Page extract:
## Begin
OFFICE OF SECURITIES
121 STATE HOUSE STATION

AUGUSTA, MAINE  04333-0121

 

 

 

______________________________________ 

IN THE MATTER OF:  )

  )  CONSENT AGREEMENT

Kovack Securities, Inc.    )     No. 06-014-CAG

______________________________________ )

 

 

This Agreement is entered into between the State of Maine Office of Securities (“the Office”) and Kovack Securities, Inc. (“KSI”), CRD #44848, a broker-dealer with its principal place of business in Ft. Lauderdale, Florida. 

 

WHEREAS, the parties agree as follows:

 

1.            At all times relevant to this matter, it has been unlawful in Maine for a person to act as a broker-dealer unless licensed or exempt from licensing pursuant to sections 10301 and 10302 of the Revised Maine Securities Act (“the Act”).

 

2.            At all times relevant to this matter, KSI was not licensed as a broker-dealer in Maine.   

 

3.            KSI filed an application with the Office for licensing as a broker-dealer on January 6, 2003.
## End
Provided data:
## Begin
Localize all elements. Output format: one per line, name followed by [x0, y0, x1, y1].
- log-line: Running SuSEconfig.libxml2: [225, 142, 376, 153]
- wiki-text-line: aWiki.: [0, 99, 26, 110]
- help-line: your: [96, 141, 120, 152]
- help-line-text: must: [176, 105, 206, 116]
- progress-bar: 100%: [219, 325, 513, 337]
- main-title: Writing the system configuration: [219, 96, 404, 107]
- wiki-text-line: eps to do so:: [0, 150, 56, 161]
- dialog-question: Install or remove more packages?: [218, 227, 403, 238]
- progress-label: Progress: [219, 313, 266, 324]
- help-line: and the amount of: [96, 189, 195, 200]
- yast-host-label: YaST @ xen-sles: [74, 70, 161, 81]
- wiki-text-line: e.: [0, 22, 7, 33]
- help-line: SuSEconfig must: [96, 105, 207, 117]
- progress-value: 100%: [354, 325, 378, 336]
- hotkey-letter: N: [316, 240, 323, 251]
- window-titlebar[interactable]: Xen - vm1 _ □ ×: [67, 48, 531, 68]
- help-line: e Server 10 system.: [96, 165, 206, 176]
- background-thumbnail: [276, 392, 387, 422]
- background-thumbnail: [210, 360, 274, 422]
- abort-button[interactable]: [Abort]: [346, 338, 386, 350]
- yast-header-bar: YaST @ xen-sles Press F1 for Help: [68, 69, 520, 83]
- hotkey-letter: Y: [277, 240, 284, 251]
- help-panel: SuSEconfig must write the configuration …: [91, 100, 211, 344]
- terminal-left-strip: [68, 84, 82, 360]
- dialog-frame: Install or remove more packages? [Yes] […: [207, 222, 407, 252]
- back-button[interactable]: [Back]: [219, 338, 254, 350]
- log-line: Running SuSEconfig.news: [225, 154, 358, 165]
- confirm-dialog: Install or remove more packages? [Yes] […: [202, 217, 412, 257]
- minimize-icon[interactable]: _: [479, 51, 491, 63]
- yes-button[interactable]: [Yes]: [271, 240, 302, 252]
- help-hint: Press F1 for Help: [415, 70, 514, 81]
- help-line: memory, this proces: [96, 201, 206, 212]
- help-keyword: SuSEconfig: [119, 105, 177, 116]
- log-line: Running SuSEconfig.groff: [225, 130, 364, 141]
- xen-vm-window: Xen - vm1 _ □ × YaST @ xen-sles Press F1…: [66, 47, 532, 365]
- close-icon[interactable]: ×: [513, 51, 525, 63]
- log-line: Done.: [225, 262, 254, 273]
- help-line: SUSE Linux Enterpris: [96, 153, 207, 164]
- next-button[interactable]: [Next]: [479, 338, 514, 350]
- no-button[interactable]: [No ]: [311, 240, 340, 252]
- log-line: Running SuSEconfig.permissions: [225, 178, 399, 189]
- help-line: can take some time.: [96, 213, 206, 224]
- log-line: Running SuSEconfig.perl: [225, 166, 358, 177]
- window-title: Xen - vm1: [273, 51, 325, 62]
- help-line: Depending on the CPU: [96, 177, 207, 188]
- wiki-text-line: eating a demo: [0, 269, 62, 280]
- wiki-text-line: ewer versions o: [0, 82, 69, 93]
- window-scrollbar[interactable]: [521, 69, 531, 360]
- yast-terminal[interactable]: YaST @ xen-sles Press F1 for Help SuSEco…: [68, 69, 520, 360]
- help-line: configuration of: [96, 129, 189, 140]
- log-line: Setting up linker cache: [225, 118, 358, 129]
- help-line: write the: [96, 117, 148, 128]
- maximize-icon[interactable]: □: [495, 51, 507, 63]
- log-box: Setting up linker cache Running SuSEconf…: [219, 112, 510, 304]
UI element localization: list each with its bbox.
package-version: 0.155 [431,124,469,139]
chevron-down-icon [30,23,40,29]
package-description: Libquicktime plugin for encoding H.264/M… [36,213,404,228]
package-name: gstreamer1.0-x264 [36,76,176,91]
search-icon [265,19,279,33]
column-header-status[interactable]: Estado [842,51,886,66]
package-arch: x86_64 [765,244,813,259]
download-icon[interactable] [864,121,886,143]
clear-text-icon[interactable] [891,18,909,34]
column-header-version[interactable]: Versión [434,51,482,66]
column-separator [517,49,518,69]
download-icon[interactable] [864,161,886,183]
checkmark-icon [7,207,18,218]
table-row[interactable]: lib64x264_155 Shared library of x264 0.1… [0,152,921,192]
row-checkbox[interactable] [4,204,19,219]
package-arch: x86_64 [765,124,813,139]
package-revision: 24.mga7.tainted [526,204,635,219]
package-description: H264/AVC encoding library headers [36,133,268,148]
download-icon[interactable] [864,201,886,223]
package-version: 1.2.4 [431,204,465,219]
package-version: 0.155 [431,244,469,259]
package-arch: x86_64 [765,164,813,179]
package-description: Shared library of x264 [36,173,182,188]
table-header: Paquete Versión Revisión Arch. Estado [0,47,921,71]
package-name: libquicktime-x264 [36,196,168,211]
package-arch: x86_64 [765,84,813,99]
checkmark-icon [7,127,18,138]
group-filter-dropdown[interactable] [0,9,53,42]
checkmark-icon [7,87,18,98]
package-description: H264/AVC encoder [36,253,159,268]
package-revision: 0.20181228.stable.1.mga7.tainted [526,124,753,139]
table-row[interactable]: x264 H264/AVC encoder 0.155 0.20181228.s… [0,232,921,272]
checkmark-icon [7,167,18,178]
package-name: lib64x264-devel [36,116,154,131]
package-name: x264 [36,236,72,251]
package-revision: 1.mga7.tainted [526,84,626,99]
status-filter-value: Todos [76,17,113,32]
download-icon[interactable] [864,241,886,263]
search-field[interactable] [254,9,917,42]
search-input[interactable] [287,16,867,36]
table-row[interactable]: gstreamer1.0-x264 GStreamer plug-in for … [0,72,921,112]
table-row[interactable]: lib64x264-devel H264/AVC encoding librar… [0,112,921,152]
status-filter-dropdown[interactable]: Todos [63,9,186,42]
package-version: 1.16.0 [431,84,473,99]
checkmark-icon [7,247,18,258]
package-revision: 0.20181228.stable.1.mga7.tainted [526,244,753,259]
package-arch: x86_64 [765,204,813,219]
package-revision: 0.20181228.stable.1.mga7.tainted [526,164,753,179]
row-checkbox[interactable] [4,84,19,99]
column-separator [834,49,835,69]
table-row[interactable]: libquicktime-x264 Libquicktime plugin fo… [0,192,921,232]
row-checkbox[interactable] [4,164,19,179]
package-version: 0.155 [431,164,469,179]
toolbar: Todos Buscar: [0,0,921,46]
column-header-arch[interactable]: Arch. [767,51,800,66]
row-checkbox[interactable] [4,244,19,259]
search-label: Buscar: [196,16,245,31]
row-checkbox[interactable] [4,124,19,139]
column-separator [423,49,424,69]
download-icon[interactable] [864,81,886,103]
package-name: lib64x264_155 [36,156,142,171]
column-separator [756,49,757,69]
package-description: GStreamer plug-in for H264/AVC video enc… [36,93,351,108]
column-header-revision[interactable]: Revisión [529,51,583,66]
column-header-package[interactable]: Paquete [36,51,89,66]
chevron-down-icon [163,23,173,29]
## End
Copy the consent agreement from "1.            At all" to "January 6, 2003.", putting "securities dealer" in place of "broker-dealer" wherever it appears.

1.            At all times relevant to this matter, it has been unlawful in Maine for a person to act as a securities dealer unless licensed or exempt from licensing pursuant to sections 10301 and 10302 of the Revised Maine Securities Act (“the Act”).

 

2.            At all times relevant to this matter, KSI was not licensed as a securities dealer in Maine.   

 

3.            KSI filed an application with the Office for licensing as a securities dealer on January 6, 2003.